• _Materials provided_:
------------------------
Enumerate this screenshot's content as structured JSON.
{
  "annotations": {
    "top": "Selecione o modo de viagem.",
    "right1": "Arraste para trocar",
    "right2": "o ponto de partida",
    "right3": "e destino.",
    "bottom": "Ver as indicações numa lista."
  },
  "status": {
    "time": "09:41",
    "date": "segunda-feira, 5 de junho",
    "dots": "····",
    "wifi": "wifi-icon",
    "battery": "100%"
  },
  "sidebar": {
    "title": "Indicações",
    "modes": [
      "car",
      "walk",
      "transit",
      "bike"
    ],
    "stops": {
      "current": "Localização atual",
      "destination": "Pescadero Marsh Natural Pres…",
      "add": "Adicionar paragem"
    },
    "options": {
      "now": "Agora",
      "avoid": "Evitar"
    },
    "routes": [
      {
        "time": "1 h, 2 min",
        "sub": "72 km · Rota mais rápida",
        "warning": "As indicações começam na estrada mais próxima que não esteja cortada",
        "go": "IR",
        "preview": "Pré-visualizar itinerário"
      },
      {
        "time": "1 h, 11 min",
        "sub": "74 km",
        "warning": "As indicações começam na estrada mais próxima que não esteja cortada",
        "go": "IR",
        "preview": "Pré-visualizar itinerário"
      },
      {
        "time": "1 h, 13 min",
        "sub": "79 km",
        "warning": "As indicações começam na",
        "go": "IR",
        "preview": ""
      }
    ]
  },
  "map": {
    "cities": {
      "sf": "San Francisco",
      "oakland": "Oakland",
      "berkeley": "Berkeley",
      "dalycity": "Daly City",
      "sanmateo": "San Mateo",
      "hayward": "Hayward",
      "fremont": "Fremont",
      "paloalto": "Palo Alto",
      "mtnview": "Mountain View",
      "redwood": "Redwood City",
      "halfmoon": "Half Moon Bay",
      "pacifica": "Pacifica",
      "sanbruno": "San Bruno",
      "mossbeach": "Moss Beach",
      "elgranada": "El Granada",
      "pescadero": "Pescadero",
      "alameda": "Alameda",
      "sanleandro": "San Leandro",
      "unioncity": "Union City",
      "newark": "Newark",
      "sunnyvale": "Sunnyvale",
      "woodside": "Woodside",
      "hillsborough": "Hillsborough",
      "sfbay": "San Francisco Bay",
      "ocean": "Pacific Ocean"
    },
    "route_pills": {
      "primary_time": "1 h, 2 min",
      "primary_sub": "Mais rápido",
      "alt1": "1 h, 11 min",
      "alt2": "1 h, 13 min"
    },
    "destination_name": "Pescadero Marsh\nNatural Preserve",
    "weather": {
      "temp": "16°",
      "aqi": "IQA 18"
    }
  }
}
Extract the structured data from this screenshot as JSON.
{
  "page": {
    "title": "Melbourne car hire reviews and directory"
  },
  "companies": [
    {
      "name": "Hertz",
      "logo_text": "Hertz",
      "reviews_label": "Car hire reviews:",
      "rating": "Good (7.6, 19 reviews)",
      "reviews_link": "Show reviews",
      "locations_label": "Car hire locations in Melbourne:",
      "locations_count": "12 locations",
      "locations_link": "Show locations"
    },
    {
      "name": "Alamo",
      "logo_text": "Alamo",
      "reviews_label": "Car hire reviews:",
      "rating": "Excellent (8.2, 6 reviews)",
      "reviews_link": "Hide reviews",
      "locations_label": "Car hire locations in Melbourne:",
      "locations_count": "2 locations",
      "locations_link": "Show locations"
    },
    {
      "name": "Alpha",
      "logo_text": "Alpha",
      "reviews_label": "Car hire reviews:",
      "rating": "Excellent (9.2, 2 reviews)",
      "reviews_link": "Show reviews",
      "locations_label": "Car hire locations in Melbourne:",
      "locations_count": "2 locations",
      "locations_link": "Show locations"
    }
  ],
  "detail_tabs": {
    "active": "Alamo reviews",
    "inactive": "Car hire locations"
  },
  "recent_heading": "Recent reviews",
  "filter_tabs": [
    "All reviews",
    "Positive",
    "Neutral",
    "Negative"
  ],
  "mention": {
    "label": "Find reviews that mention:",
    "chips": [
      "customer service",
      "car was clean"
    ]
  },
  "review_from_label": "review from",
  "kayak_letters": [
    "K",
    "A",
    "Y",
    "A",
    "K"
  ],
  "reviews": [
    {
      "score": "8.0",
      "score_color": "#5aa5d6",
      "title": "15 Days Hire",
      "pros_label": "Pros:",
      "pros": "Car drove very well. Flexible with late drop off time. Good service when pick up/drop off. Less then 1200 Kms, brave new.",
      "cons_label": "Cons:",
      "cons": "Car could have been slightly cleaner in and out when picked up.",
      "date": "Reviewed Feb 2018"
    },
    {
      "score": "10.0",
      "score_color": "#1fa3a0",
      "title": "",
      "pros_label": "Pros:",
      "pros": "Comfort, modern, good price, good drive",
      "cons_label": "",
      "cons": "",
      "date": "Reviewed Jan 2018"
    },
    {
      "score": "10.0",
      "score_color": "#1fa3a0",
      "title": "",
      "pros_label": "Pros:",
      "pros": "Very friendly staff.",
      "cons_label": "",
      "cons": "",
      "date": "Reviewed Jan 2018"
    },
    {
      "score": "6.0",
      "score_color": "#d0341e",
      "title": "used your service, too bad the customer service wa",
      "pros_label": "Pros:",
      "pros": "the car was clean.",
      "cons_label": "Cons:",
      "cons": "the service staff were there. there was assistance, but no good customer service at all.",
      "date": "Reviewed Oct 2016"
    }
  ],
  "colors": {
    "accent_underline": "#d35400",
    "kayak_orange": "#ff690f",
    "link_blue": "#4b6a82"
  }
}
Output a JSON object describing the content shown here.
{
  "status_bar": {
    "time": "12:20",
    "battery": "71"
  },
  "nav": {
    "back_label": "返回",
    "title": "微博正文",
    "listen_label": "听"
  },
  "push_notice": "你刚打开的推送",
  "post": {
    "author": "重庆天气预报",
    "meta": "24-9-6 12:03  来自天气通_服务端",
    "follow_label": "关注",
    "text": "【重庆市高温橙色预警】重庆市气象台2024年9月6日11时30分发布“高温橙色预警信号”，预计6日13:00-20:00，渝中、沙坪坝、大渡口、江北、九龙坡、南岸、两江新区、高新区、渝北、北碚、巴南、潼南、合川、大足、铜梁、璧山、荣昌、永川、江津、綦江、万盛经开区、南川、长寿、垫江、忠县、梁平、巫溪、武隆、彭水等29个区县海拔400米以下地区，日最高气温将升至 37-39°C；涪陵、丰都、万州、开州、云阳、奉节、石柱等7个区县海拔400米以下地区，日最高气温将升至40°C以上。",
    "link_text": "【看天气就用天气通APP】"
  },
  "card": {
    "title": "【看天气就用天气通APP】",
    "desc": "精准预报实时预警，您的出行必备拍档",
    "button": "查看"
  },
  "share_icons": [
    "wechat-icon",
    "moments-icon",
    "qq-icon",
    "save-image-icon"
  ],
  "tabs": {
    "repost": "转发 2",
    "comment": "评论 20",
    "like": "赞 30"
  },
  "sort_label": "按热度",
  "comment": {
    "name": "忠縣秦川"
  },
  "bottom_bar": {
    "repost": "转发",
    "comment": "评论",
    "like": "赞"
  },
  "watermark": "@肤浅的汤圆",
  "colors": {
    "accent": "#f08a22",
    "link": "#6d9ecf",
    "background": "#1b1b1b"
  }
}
------------------------
• _To do_:
From the entries, report each line that includes the word "title".

• _Correct response_:
    "title": "Indicações",
    "title": "Melbourne car hire reviews and directory"
      "title": "15 Days Hire",
      "title": "",
      "title": "",
      "title": "used your service, too bad the customer service wa",
    "title": "微博正文",
    "title": "【看天气就用天气通APP】",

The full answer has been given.